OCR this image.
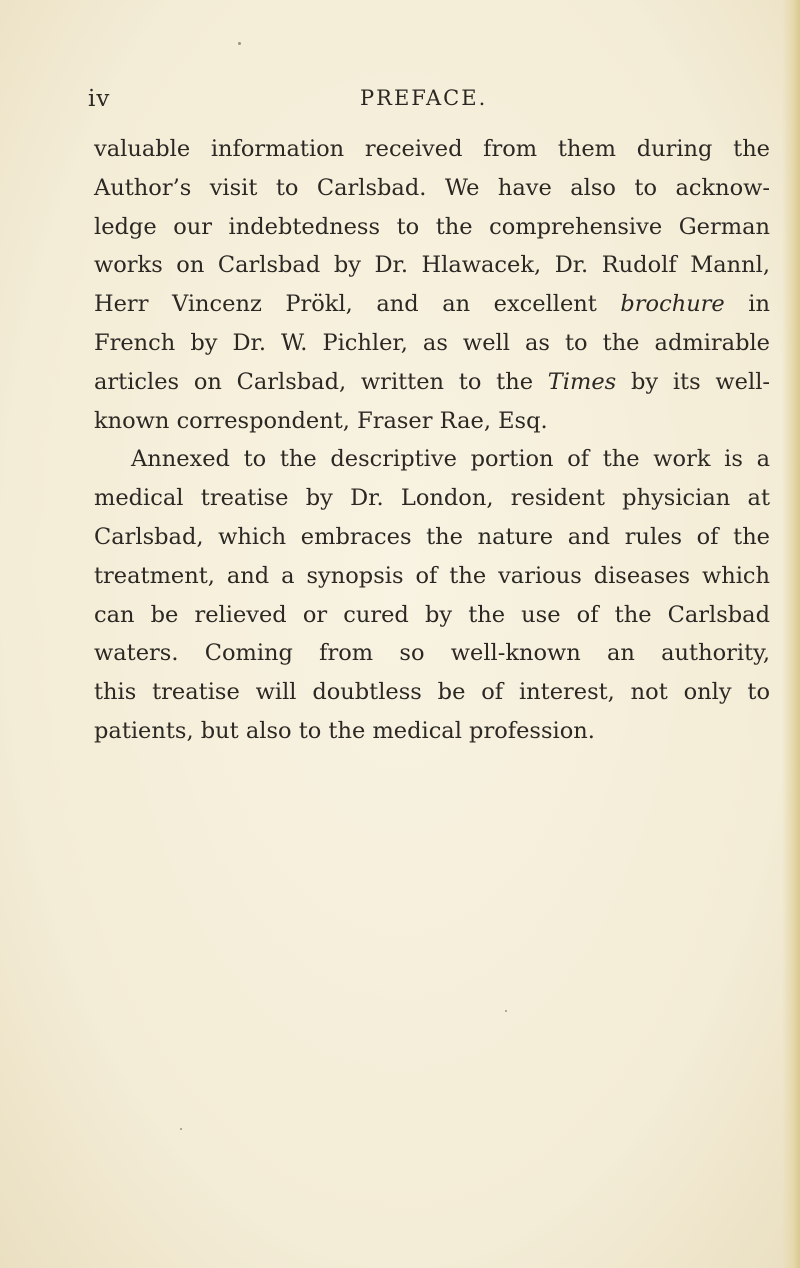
iv	PREFACE.
valuable information received from them during the
Author’s visit to Carlsbad. We have also to acknow-
ledge our indebtedness to the comprehensive German
works on Carlsbad by Dr. Hlawacek, Dr. Rudolf Mannl,
Herr Vincenz Prökl, and an excellent brochure in
French by Dr. W. Pichler, as well as to the admirable
articles on Carlsbad, written to the Times by its well-
known correspondent, Fraser Rae, Esq.
Annexed to the descriptive portion of the work is a
medical treatise by Dr. London, resident physician at
Carlsbad, which embraces the nature and rules of the
treatment, and a synopsis of the various diseases which
can be relieved or cured by the use of the Carlsbad
waters. Coming from so well-known an authority,
this treatise will doubtless be of interest, not only to
patients, but also to the medical profession.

| Assignment |
Would you please set down the listing above exactly, minus its images?

| Output of the exercise |
OCR this image.
iv	PREFACE.
valuable information received from them during the
Author’s visit to Carlsbad. We have also to acknow-
ledge our indebtedness to the comprehensive German
works on Carlsbad by Dr. Hlawacek, Dr. Rudolf Mannl,
Herr Vincenz Prökl, and an excellent brochure in
French by Dr. W. Pichler, as well as to the admirable
articles on Carlsbad, written to the Times by its well-
known correspondent, Fraser Rae, Esq.
Annexed to the descriptive portion of the work is a
medical treatise by Dr. London, resident physician at
Carlsbad, which embraces the nature and rules of the
treatment, and a synopsis of the various diseases which
can be relieved or cured by the use of the Carlsbad
waters. Coming from so well-known an authority,
this treatise will doubtless be of interest, not only to
patients, but also to the medical profession.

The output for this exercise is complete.